→ **Goal**: Copy all entries without alteration and skip the pictures they hold.

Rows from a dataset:
[Start]
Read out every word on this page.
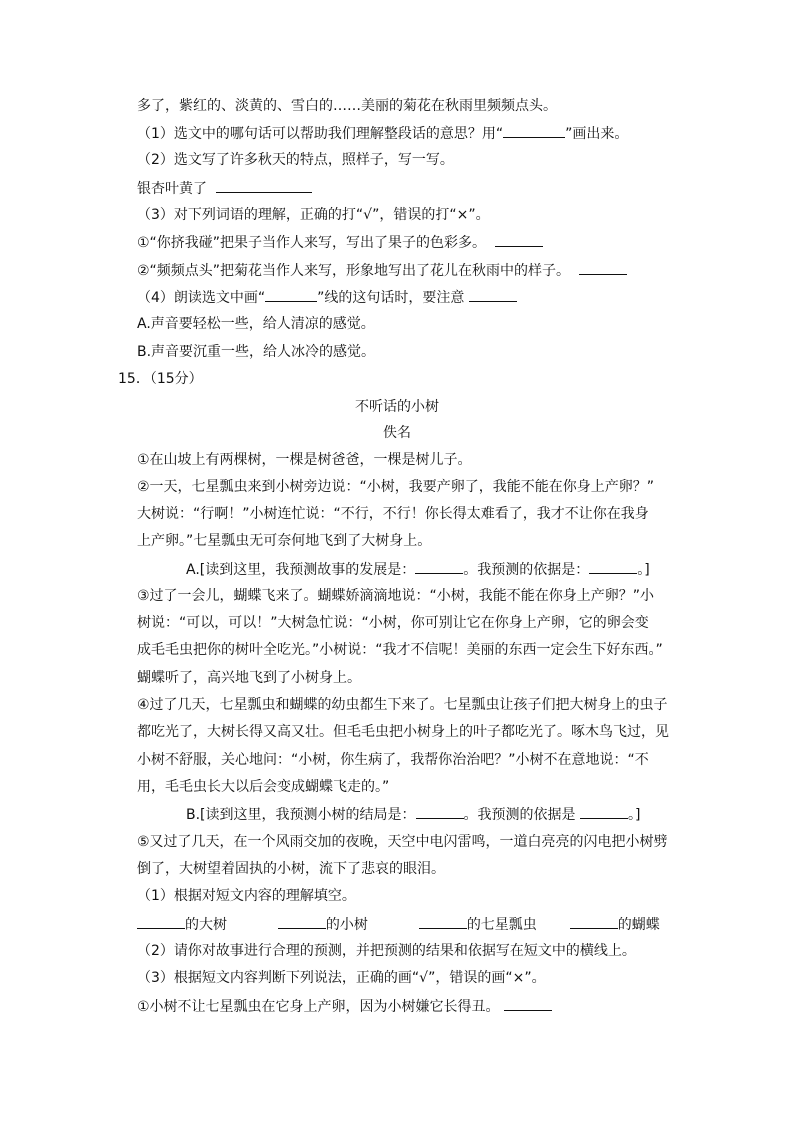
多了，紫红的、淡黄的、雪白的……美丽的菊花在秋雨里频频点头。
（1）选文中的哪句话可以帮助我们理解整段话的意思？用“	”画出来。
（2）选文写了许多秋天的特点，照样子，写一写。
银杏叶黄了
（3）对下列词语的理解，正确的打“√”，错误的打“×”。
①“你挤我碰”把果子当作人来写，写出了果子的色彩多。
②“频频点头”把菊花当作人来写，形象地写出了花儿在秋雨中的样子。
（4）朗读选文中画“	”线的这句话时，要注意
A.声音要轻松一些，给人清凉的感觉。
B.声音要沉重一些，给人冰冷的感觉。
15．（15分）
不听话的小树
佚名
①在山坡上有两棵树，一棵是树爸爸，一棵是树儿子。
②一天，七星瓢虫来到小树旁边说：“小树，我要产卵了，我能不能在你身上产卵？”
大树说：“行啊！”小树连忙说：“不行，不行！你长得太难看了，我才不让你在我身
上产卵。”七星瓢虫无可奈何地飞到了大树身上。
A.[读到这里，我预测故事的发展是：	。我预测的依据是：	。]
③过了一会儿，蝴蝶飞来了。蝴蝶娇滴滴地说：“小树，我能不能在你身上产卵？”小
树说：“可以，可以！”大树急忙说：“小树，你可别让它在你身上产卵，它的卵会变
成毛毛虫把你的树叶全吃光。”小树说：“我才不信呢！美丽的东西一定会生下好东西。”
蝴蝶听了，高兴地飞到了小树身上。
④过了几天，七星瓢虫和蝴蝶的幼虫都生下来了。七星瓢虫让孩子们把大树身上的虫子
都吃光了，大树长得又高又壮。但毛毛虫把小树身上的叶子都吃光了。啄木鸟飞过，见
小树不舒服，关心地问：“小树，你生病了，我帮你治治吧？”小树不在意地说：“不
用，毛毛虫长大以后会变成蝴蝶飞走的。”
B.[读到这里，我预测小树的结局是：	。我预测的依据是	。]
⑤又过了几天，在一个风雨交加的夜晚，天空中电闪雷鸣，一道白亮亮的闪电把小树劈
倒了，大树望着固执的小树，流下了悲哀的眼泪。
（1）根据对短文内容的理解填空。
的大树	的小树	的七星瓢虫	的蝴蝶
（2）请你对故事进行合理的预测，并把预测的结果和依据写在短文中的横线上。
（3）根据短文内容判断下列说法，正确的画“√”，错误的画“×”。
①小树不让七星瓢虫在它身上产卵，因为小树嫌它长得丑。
[End]
→ **Worked answer**:
Read out every word on this page.
多了，紫红的、淡黄的、雪白的……美丽的菊花在秋雨里频频点头。
（1）选文中的哪句话可以帮助我们理解整段话的意思？用“	”画出来。
（2）选文写了许多秋天的特点，照样子，写一写。
银杏叶黄了
（3）对下列词语的理解，正确的打“√”，错误的打“×”。
①“你挤我碰”把果子当作人来写，写出了果子的色彩多。
②“频频点头”把菊花当作人来写，形象地写出了花儿在秋雨中的样子。
（4）朗读选文中画“	”线的这句话时，要注意
A.声音要轻松一些，给人清凉的感觉。
B.声音要沉重一些，给人冰冷的感觉。
15．（15分）
不听话的小树
佚名
①在山坡上有两棵树，一棵是树爸爸，一棵是树儿子。
②一天，七星瓢虫来到小树旁边说：“小树，我要产卵了，我能不能在你身上产卵？”
大树说：“行啊！”小树连忙说：“不行，不行！你长得太难看了，我才不让你在我身
上产卵。”七星瓢虫无可奈何地飞到了大树身上。
A.[读到这里，我预测故事的发展是：	。我预测的依据是：	。]
③过了一会儿，蝴蝶飞来了。蝴蝶娇滴滴地说：“小树，我能不能在你身上产卵？”小
树说：“可以，可以！”大树急忙说：“小树，你可别让它在你身上产卵，它的卵会变
成毛毛虫把你的树叶全吃光。”小树说：“我才不信呢！美丽的东西一定会生下好东西。”
蝴蝶听了，高兴地飞到了小树身上。
④过了几天，七星瓢虫和蝴蝶的幼虫都生下来了。七星瓢虫让孩子们把大树身上的虫子
都吃光了，大树长得又高又壮。但毛毛虫把小树身上的叶子都吃光了。啄木鸟飞过，见
小树不舒服，关心地问：“小树，你生病了，我帮你治治吧？”小树不在意地说：“不
用，毛毛虫长大以后会变成蝴蝶飞走的。”
B.[读到这里，我预测小树的结局是：	。我预测的依据是	。]
⑤又过了几天，在一个风雨交加的夜晚，天空中电闪雷鸣，一道白亮亮的闪电把小树劈
倒了，大树望着固执的小树，流下了悲哀的眼泪。
（1）根据对短文内容的理解填空。
的大树	的小树	的七星瓢虫	的蝴蝶
（2）请你对故事进行合理的预测，并把预测的结果和依据写在短文中的横线上。
（3）根据短文内容判断下列说法，正确的画“√”，错误的画“×”。
①小树不让七星瓢虫在它身上产卵，因为小树嫌它长得丑。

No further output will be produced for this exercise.